У Туси в Лосинке была за это время один раз. Там все тот же ужас. Евг. Сам. в бреду. tо около 39. Новые пролежни. Меня она не узнала, Тусю узнает не всегда. Каждую минуту стон:
— Леня!
Она взывает к нему, как к защите и помощи.
Я спросила у Туси:
— Как Самуил Яковлевич? Как переносит горе?
— Он занят покаянием и мифотворчеством.
Наконец выбралась к Тусе в Лосинку. Служение ее все длится. Бинтует, перекладывает Евгению Самойловну.
За чаем, когда Е.С. уснула, Туся пересказала мне новый роман Панферова:
— Понимаете, Лидочка, он все берет совершенно всерьез. Когда он описывает, что его герой вспотел у телефона, разговаривая с начальством, то видно, что Панферов ему вполне сочувствует: как же, ведь человек беседует с самим секретарем обкома! Автор и сам в таких случаях потеет. И проблему случки ядреной колхозницы с академиком он тоже поднимает на должную высоту.

* * * * *

## [Задания для работы]
A – Чей новый роман Туся пересказала за чаем, согласно тексту для разбора?
B – Пожалуйста, допишите текст для разбора, начав сразу после его последнего предложения.

* * * * *

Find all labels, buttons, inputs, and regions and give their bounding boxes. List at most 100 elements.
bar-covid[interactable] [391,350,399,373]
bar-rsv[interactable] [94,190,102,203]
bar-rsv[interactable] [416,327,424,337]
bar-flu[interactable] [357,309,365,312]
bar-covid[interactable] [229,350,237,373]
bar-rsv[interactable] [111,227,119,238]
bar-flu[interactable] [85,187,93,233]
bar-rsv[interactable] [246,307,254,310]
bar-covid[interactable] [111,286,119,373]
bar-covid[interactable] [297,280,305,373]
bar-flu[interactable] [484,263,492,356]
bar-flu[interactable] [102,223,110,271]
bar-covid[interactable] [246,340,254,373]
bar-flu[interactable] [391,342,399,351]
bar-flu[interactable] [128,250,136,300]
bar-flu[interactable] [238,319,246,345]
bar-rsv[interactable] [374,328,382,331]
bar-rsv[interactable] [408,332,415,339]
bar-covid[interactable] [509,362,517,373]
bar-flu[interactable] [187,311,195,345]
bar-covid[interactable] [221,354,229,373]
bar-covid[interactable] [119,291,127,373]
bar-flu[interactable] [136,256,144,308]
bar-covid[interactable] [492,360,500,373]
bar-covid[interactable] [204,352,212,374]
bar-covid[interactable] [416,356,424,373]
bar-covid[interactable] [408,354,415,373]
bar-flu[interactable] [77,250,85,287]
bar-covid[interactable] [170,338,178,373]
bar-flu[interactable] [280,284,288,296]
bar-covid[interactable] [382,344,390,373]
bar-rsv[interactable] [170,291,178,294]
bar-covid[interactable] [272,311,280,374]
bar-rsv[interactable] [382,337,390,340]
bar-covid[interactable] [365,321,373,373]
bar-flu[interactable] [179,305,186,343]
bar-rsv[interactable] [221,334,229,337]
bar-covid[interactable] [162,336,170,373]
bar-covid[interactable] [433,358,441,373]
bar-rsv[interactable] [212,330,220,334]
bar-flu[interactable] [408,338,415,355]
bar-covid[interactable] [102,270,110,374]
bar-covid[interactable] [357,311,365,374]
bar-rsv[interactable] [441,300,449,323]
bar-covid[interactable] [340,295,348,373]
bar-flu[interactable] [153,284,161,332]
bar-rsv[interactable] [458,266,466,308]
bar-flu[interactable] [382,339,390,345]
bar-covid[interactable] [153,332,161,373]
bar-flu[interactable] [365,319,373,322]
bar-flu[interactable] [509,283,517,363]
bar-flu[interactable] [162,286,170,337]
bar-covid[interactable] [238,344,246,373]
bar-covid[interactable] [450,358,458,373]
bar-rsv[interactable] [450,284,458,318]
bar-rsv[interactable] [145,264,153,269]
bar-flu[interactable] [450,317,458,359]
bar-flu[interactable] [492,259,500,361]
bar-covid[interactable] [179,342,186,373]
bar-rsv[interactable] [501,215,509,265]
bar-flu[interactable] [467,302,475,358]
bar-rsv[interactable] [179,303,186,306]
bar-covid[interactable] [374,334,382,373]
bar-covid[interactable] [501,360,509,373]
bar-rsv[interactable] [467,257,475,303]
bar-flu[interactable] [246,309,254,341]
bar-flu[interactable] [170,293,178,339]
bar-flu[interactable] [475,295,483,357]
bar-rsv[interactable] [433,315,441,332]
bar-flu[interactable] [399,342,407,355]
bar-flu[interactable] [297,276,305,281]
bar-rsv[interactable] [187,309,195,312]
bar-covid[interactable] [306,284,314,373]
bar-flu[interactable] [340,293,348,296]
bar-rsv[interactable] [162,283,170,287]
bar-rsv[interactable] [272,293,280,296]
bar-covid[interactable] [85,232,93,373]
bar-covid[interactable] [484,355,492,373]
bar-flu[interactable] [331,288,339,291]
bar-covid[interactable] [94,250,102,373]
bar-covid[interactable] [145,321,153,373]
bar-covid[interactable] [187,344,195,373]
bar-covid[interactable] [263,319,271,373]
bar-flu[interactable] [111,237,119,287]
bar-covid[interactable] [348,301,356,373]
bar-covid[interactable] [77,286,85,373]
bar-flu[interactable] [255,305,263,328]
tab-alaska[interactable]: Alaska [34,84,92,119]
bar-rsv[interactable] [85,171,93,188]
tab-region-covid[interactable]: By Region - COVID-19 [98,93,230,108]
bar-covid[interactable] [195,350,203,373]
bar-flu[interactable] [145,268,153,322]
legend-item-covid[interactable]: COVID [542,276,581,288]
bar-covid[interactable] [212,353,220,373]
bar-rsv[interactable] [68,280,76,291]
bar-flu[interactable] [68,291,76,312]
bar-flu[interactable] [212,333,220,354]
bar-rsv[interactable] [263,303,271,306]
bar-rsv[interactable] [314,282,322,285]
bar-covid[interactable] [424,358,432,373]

* * * * *

## [Ответы по пунктам]
A – Новый роман Панферова.

B –
Недавно я как-то мельком сказала Тусе, что нигде не могу достать подходящие ночные туфли, а ноги отекают мучительно. Сегодня она вдруг позвонила мне: туфли меня ждут. Я очень была тронута. Спрашиваю:
— Сколько же я должна вам?
— Ничего не должны… Фея Мелюзина всегда дарила Золушке башмаки бесплатно.
— Ну, Туся, какая же я Золушка?
— А чем же вы не Золушка, между прочим? Подумайте хорошенько, и вы увидите большое сходство.
— Но характер, Туся, характер!
Тут уж и премудрая Тамара ничего не нашлась ответить.
Когда я 13-го вернулась в город из Малеевки, у меня на столе лежала Люшина записка: «Мама, случилось ужасное несчастье, ночью умер Соломон Маркович».
Я, не раздеваясь и не распаковывая чемоданы, поехала к Тусе.
Она скрывает от Евгении Cамойловны, скрывает, говорит, что Соломон Маркович в больнице — а он лежит — мертвый — у нее в комнате — под простыней.
Е. С. часто зовет Соломона Марковича. Выслушает Тусино подробное и даже веселое повествование о больнице и опять: «Леня!».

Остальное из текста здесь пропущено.